◆ Given request
Exclude the pictures, then copy all remaining records exactly.

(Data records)
────

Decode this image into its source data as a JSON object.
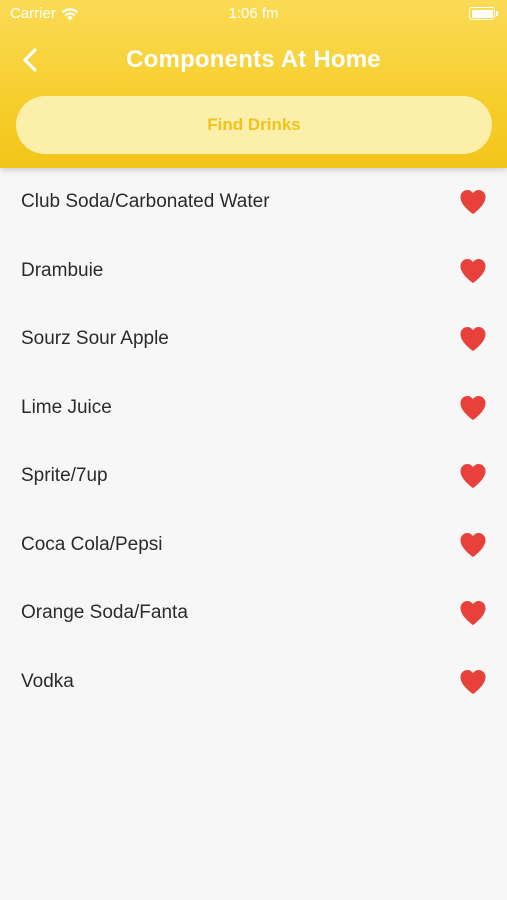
{
  "status_bar": {
    "carrier": "Carrier",
    "time": "1:06 fm"
  },
  "nav": {
    "title": "Components At Home",
    "back_icon": "chevron-left-icon"
  },
  "find_button": {
    "label": "Find Drinks"
  },
  "items": [
    {
      "label": "Club Soda/Carbonated Water",
      "favorite": true
    },
    {
      "label": "Drambuie",
      "favorite": true
    },
    {
      "label": "Sourz Sour Apple",
      "favorite": true
    },
    {
      "label": "Lime Juice",
      "favorite": true
    },
    {
      "label": "Sprite/7up",
      "favorite": true
    },
    {
      "label": "Coca Cola/Pepsi",
      "favorite": true
    },
    {
      "label": "Orange Soda/Fanta",
      "favorite": true
    },
    {
      "label": "Vodka",
      "favorite": true
    }
  ],
  "colors": {
    "header": "#f6ce2c",
    "button_bg": "#fcefaa",
    "button_text": "#f2c21d",
    "heart": "#e8413c"
  }
}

────

◆ Expected answer
Decode this image into its source data as a JSON object.
{
  "status_bar": {
    "carrier": "Carrier",
    "time": "1:06 fm"
  },
  "nav": {
    "title": "Components At Home",
    "back_icon": "chevron-left-icon"
  },
  "find_button": {
    "label": "Find Drinks"
  },
  "items": [
    {
      "label": "Club Soda/Carbonated Water",
      "favorite": true
    },
    {
      "label": "Drambuie",
      "favorite": true
    },
    {
      "label": "Sourz Sour Apple",
      "favorite": true
    },
    {
      "label": "Lime Juice",
      "favorite": true
    },
    {
      "label": "Sprite/7up",
      "favorite": true
    },
    {
      "label": "Coca Cola/Pepsi",
      "favorite": true
    },
    {
      "label": "Orange Soda/Fanta",
      "favorite": true
    },
    {
      "label": "Vodka",
      "favorite": true
    }
  ],
  "colors": {
    "header": "#f6ce2c",
    "button_bg": "#fcefaa",
    "button_text": "#f2c21d",
    "heart": "#e8413c"
  }
}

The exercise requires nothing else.